Given problem ▸ Go through the entries below and retype them exactly, omitting each picture.

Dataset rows
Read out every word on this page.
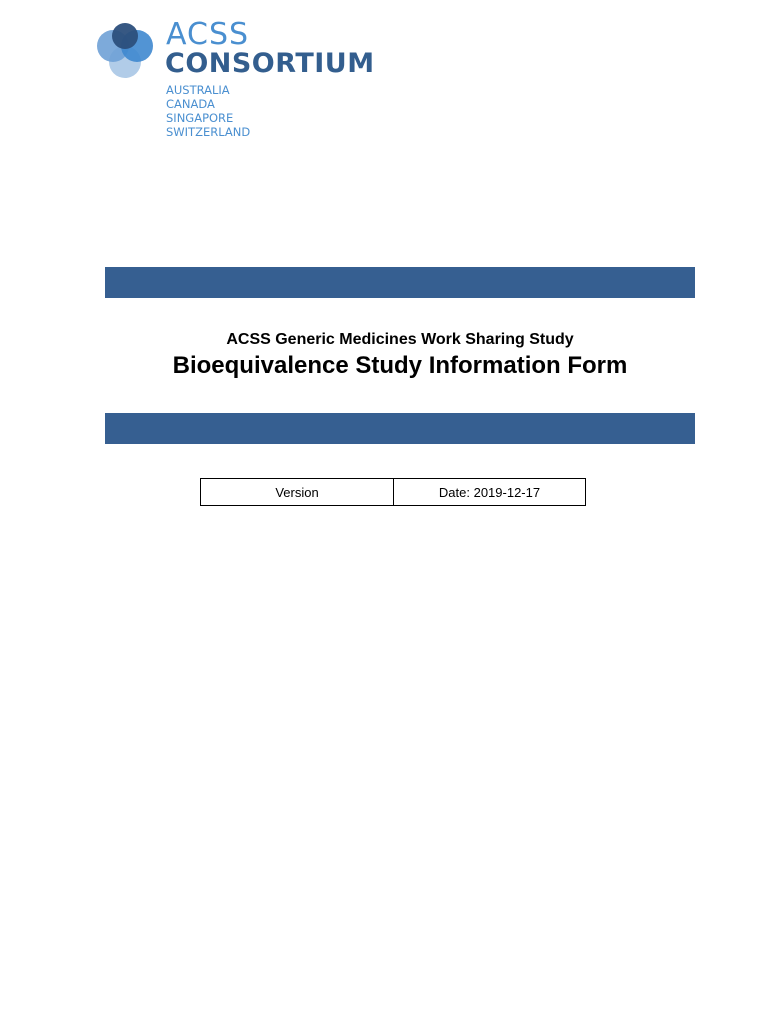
ACSS
CONSORTIUM
AUSTRALIA
CANADA
SINGAPORE
SWITZERLAND
ACSS Generic Medicines Work Sharing Study
Bioequivalence Study Information Form
Version	Date: 2019-12-17
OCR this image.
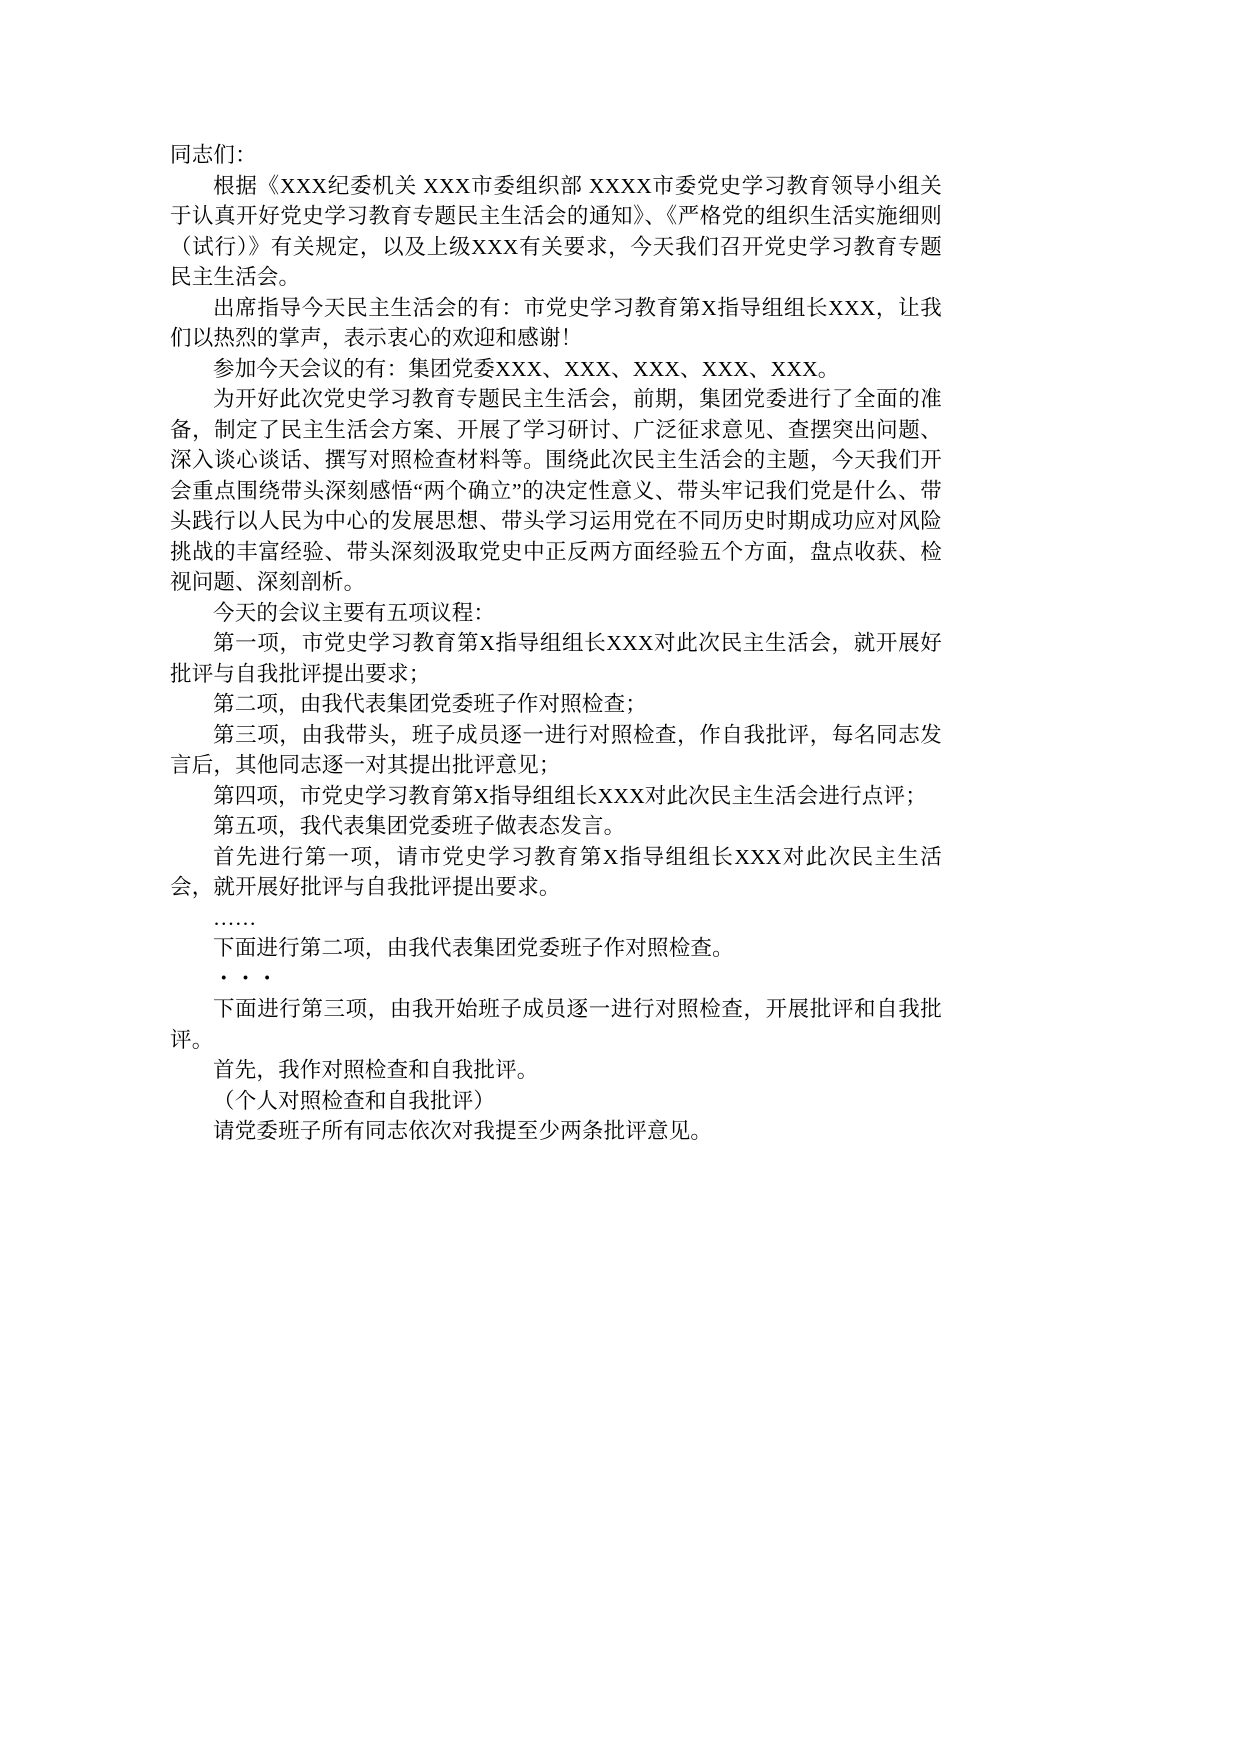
同志们：

根据《XXX纪委机关 XXX市委组织部 XXXX市委党史学习教育领导小组关于认真开好党史学习教育专题民主生活会的通知》、《严格党的组织生活实施细则（试行）》有关规定，以及上级XXX有关要求，今天我们召开党史学习教育专题民主生活会。

出席指导今天民主生活会的有：市党史学习教育第X指导组组长XXX，让我们以热烈的掌声，表示衷心的欢迎和感谢！

参加今天会议的有：集团党委XXX、XXX、XXX、XXX、XXX。

为开好此次党史学习教育专题民主生活会，前期，集团党委进行了全面的准备，制定了民主生活会方案、开展了学习研讨、广泛征求意见、查摆突出问题、深入谈心谈话、撰写对照检查材料等。围绕此次民主生活会的主题，今天我们开会重点围绕带头深刻感悟“两个确立”的决定性意义、带头牢记我们党是什么、带头践行以人民为中心的发展思想、带头学习运用党在不同历史时期成功应对风险挑战的丰富经验、带头深刻汲取党史中正反两方面经验五个方面，盘点收获、检视问题、深刻剖析。

今天的会议主要有五项议程：

第一项，市党史学习教育第X指导组组长XXX对此次民主生活会，就开展好批评与自我批评提出要求；

第二项，由我代表集团党委班子作对照检查；

第三项，由我带头，班子成员逐一进行对照检查，作自我批评，每名同志发言后，其他同志逐一对其提出批评意见；

第四项，市党史学习教育第X指导组组长XXX对此次民主生活会进行点评；

第五项，我代表集团党委班子做表态发言。

首先进行第一项，请市党史学习教育第X指导组组长XXX对此次民主生活会，就开展好批评与自我批评提出要求。

……

下面进行第二项，由我代表集团党委班子作对照检查。

・・・

下面进行第三项，由我开始班子成员逐一进行对照检查，开展批评和自我批评。

首先，我作对照检查和自我批评。

（个人对照检查和自我批评）

请党委班子所有同志依次对我提至少两条批评意见。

Solved exercise ▸
Read out every word on this page.
ACSS
CONSORTIUM
AUSTRALIA
CANADA
SINGAPORE
SWITZERLAND
ACSS Generic Medicines Work Sharing Study
Bioequivalence Study Information Form
Version	Date: 2019-12-17
OCR this image.
同志们：

根据《XXX纪委机关 XXX市委组织部 XXXX市委党史学习教育领导小组关于认真开好党史学习教育专题民主生活会的通知》、《严格党的组织生活实施细则（试行）》有关规定，以及上级XXX有关要求，今天我们召开党史学习教育专题民主生活会。

出席指导今天民主生活会的有：市党史学习教育第X指导组组长XXX，让我们以热烈的掌声，表示衷心的欢迎和感谢！

参加今天会议的有：集团党委XXX、XXX、XXX、XXX、XXX。

为开好此次党史学习教育专题民主生活会，前期，集团党委进行了全面的准备，制定了民主生活会方案、开展了学习研讨、广泛征求意见、查摆突出问题、深入谈心谈话、撰写对照检查材料等。围绕此次民主生活会的主题，今天我们开会重点围绕带头深刻感悟“两个确立”的决定性意义、带头牢记我们党是什么、带头践行以人民为中心的发展思想、带头学习运用党在不同历史时期成功应对风险挑战的丰富经验、带头深刻汲取党史中正反两方面经验五个方面，盘点收获、检视问题、深刻剖析。

今天的会议主要有五项议程：

第一项，市党史学习教育第X指导组组长XXX对此次民主生活会，就开展好批评与自我批评提出要求；

第二项，由我代表集团党委班子作对照检查；

第三项，由我带头，班子成员逐一进行对照检查，作自我批评，每名同志发言后，其他同志逐一对其提出批评意见；

第四项，市党史学习教育第X指导组组长XXX对此次民主生活会进行点评；

第五项，我代表集团党委班子做表态发言。

首先进行第一项，请市党史学习教育第X指导组组长XXX对此次民主生活会，就开展好批评与自我批评提出要求。

……

下面进行第二项，由我代表集团党委班子作对照检查。

・・・

下面进行第三项，由我开始班子成员逐一进行对照检查，开展批评和自我批评。

首先，我作对照检查和自我批评。

（个人对照检查和自我批评）

请党委班子所有同志依次对我提至少两条批评意见。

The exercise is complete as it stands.